• **REQUIREMENT**: Convert every line of the data below into a JSON array of strings, one string per line, omitting blank lines and any pictures.

• **DATA SUPPLIED**:

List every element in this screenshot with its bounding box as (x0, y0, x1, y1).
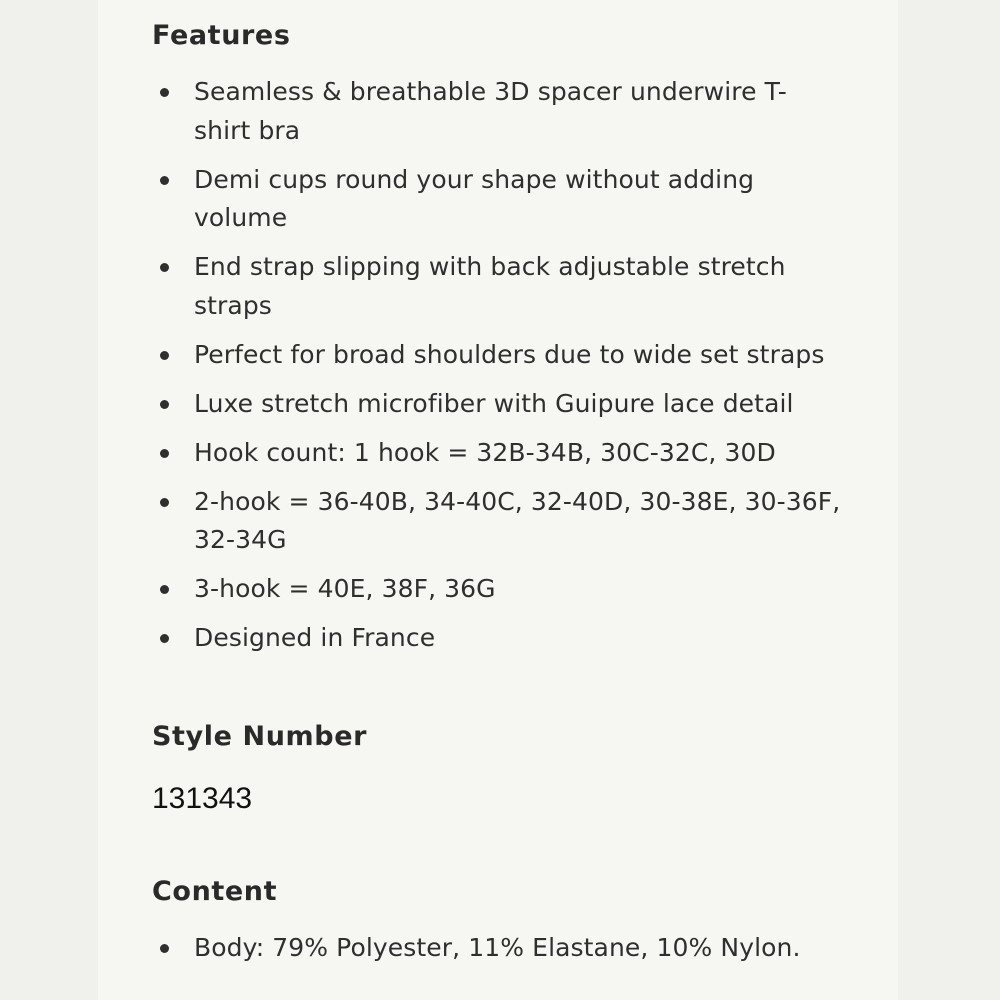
features-list (152, 73, 852, 668)
feature-text: Designed in France (194, 623, 436, 652)
bullet-icon (160, 88, 169, 97)
feature-text: Hook count: 1 hook = 32B-34B, 30C-32C, 30D (194, 437, 776, 467)
list-item (152, 385, 852, 424)
list-item (152, 929, 852, 968)
list-item (152, 619, 852, 658)
bullet-icon (160, 944, 169, 953)
list-item (152, 483, 844, 560)
bullet-icon (160, 351, 169, 360)
list-item (152, 161, 794, 238)
list-item (152, 248, 834, 325)
list-item (152, 336, 852, 375)
list-item (152, 434, 852, 473)
bullet-icon (160, 634, 169, 643)
bullet-icon (160, 449, 169, 458)
bullet-icon (160, 585, 169, 594)
bullet-icon (160, 263, 169, 272)
feature-text: 2-hook = 36-40B, 34-40C, 32-40D, 30-38E, 30-36F, 32-34G (194, 486, 841, 554)
style-number-value: 131343 (152, 782, 253, 815)
bullet-icon (160, 498, 169, 507)
feature-text: Seamless & breathable 3D spacer underwire T-shirt bra (194, 77, 787, 145)
feature-text: Demi cups round your shape without adding volume (194, 164, 755, 232)
content-text: Body: 79% Polyester, 11% Elastane, 10% Nylon. (194, 933, 801, 962)
list-item (152, 73, 834, 150)
feature-text: Perfect for broad shoulders due to wide set straps (194, 339, 825, 369)
content-heading: Content (152, 876, 278, 907)
bullet-icon (160, 400, 169, 409)
list-item (152, 570, 852, 609)
style-number-heading: Style Number (152, 721, 368, 752)
content-list (152, 929, 852, 978)
features-heading: Features (152, 20, 291, 51)
feature-text: 3-hook = 40E, 38F, 36G (194, 574, 496, 603)
feature-text: End strap slipping with back adjustable stretch straps (194, 252, 786, 320)
bullet-icon (160, 176, 169, 185)
feature-text: Luxe stretch microfiber with Guipure lace detail (194, 388, 794, 418)
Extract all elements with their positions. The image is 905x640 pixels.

• **SOLVED EXERCISE**:
[
  "List every element in this screenshot with its bounding box as (x0, y0, x1, y1).",
  "features-list (152, 73, 852, 668)",
  "feature-text: Designed in France (194, 623, 436, 652)",
  "bullet-icon (160, 88, 169, 97)",
  "feature-text: Hook count: 1 hook = 32B-34B, 30C-32C, 30D (194, 437, 776, 467)",
  "list-item (152, 385, 852, 424)",
  "list-item (152, 929, 852, 968)",
  "list-item (152, 619, 852, 658)",
  "bullet-icon (160, 944, 169, 953)",
  "list-item (152, 483, 844, 560)",
  "bullet-icon (160, 351, 169, 360)",
  "list-item (152, 161, 794, 238)",
  "list-item (152, 248, 834, 325)",
  "list-item (152, 336, 852, 375)",
  "list-item (152, 434, 852, 473)",
  "bullet-icon (160, 634, 169, 643)",
  "bullet-icon (160, 449, 169, 458)",
  "bullet-icon (160, 585, 169, 594)",
  "bullet-icon (160, 263, 169, 272)",
  "feature-text: 2-hook = 36-40B, 34-40C, 32-40D, 30-38E, 30-36F, 32-34G (194, 486, 841, 554)",
  "style-number-value: 131343 (152, 782, 253, 815)",
  "bullet-icon (160, 498, 169, 507)",
  "feature-text: Seamless & breathable 3D spacer underwire T-shirt bra (194, 77, 787, 145)",
  "feature-text: Demi cups round your shape without adding volume (194, 164, 755, 232)",
  "content-text: Body: 79% Polyester, 11% Elastane, 10% Nylon. (194, 933, 801, 962)",
  "list-item (152, 73, 834, 150)",
  "feature-text: Perfect for broad shoulders due to wide set straps (194, 339, 825, 369)",
  "content-heading: Content (152, 876, 278, 907)",
  "bullet-icon (160, 400, 169, 409)",
  "list-item (152, 570, 852, 609)",
  "style-number-heading: Style Number (152, 721, 368, 752)",
  "content-list (152, 929, 852, 978)",
  "features-heading: Features (152, 20, 291, 51)",
  "feature-text: 3-hook = 40E, 38F, 36G (194, 574, 496, 603)",
  "feature-text: End strap slipping with back adjustable stretch straps (194, 252, 786, 320)",
  "bullet-icon (160, 176, 169, 185)",
  "feature-text: Luxe stretch microfiber with Guipure lace detail (194, 388, 794, 418)",
  "Extract all elements with their positions. The image is 905x640 pixels."
]